WORK INSTRUCTION |
Copy exactly the lines from the one containing "Convert this document image to plain text." through the last line of the records, both included, and nothing more.

::::::::::

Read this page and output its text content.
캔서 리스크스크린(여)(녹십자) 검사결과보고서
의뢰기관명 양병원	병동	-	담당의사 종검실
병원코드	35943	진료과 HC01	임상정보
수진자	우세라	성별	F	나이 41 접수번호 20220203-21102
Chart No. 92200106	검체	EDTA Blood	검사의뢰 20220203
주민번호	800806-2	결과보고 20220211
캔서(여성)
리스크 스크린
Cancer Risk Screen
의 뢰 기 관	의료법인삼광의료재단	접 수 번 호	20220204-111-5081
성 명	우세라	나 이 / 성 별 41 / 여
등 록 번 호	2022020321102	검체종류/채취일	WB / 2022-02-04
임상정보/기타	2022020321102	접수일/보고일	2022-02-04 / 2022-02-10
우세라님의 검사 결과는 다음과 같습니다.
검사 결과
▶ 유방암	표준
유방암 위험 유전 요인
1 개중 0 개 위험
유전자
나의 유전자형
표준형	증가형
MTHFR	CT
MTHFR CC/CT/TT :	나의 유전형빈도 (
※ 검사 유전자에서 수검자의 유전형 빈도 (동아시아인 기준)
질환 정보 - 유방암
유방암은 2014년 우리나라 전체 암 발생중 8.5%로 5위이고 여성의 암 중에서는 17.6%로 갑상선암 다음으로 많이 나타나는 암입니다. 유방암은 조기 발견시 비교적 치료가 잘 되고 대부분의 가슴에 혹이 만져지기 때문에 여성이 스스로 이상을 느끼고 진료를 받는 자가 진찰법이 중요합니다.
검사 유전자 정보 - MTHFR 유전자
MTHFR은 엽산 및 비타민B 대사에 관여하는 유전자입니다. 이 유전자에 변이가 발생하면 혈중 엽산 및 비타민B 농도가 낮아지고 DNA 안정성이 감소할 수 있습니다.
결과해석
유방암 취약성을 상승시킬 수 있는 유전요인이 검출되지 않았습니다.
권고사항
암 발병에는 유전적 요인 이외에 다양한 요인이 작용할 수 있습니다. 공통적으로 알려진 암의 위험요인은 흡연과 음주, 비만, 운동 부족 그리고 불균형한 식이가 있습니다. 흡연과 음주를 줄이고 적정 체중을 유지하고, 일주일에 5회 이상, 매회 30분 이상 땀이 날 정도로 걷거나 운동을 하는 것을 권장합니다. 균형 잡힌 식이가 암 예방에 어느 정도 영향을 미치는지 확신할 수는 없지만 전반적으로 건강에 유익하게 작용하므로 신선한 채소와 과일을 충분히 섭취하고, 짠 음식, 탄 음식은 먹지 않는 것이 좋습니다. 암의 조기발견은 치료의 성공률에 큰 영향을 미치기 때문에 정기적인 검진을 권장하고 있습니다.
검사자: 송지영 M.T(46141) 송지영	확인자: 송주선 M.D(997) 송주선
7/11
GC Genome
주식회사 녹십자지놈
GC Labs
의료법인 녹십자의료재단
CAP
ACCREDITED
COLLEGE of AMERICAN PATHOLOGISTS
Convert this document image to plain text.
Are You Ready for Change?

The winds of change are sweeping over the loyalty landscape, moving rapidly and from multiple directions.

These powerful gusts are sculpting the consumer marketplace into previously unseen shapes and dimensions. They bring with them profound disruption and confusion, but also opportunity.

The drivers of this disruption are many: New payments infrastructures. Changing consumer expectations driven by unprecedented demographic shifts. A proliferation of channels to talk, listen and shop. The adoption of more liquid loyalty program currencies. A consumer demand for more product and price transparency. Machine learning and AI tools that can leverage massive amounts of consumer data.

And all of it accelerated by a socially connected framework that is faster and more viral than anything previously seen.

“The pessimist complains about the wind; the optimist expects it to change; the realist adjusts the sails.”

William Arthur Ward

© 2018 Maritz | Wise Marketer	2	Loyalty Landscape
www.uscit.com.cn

::::::::::

RESPONSE TO THE EXERCISE |
Convert this document image to plain text.
Are You Ready for Change?

The winds of change are sweeping over the loyalty landscape, moving rapidly and from multiple directions.

These powerful gusts are sculpting the consumer marketplace into previously unseen shapes and dimensions. They bring with them profound disruption and confusion, but also opportunity.

The drivers of this disruption are many: New payments infrastructures. Changing consumer expectations driven by unprecedented demographic shifts. A proliferation of channels to talk, listen and shop. The adoption of more liquid loyalty program currencies. A consumer demand for more product and price transparency. Machine learning and AI tools that can leverage massive amounts of consumer data.

And all of it accelerated by a socially connected framework that is faster and more viral than anything previously seen.

“The pessimist complains about the wind; the optimist expects it to change; the realist adjusts the sails.”

William Arthur Ward

© 2018 Maritz | Wise Marketer	2	Loyalty Landscape
www.uscit.com.cn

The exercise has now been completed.